[Items from a figure collection]
-------------------------

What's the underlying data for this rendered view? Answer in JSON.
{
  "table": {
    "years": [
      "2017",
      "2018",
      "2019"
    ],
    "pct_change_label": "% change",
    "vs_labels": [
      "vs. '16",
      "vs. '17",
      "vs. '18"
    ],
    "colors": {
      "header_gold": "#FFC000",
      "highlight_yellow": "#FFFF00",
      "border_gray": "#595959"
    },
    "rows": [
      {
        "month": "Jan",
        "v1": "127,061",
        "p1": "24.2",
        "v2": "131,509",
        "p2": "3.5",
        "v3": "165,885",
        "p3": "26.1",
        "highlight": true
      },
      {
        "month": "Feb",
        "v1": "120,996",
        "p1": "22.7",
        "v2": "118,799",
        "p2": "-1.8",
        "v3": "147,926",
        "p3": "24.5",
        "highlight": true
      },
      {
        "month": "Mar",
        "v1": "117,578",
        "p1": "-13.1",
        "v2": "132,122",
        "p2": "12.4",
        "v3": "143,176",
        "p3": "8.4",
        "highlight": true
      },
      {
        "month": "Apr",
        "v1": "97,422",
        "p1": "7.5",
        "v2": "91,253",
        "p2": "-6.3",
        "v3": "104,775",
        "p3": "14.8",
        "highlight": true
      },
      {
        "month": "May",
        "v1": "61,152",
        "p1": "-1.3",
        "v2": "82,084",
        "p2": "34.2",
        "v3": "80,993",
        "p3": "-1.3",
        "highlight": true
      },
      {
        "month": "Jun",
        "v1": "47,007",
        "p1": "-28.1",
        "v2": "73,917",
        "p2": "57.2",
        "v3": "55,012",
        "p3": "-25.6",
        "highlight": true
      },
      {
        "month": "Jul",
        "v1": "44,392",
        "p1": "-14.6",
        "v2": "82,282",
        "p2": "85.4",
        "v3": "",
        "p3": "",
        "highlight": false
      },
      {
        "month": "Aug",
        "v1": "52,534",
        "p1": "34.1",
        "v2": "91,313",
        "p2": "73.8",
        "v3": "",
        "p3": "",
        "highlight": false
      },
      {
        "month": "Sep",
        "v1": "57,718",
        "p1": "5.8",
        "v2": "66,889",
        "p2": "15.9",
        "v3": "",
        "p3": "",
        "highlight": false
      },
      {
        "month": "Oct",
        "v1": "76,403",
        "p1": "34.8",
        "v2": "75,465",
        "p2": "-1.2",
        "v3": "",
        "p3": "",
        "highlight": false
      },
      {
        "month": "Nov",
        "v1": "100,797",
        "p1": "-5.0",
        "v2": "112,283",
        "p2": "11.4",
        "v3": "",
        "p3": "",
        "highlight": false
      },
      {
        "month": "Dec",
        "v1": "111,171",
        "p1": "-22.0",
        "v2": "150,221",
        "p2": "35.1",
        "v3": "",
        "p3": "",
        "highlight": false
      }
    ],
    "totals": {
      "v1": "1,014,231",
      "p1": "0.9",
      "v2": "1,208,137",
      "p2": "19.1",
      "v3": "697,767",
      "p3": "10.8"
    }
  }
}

-------------------------

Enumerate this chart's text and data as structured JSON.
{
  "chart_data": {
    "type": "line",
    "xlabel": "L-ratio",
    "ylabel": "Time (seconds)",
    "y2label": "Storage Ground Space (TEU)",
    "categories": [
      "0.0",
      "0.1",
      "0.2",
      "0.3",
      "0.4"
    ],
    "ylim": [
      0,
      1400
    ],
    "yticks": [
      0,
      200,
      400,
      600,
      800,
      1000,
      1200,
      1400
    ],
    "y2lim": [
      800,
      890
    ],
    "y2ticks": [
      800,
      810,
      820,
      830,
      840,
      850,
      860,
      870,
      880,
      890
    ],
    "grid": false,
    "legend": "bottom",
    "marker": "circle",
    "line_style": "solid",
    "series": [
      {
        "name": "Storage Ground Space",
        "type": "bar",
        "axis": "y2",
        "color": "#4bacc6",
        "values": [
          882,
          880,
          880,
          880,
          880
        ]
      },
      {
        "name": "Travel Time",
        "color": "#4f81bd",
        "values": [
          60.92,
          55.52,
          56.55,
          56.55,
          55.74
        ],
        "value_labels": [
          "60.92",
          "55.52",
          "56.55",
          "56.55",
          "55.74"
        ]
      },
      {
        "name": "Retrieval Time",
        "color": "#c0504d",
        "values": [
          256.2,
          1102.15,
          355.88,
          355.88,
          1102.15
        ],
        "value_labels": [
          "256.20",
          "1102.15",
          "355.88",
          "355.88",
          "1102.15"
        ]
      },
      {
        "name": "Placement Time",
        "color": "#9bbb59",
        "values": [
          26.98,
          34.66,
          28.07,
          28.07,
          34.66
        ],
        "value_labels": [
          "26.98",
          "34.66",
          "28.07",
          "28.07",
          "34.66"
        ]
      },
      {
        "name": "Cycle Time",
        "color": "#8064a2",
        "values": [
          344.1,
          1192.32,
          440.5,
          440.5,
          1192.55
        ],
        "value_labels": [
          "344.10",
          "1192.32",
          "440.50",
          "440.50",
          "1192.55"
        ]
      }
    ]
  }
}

-------------------------

Copy out all lines where the word "Storage" appears.

Task answer:
    "y2label": "Storage Ground Space (TEU)",
        "name": "Storage Ground Space",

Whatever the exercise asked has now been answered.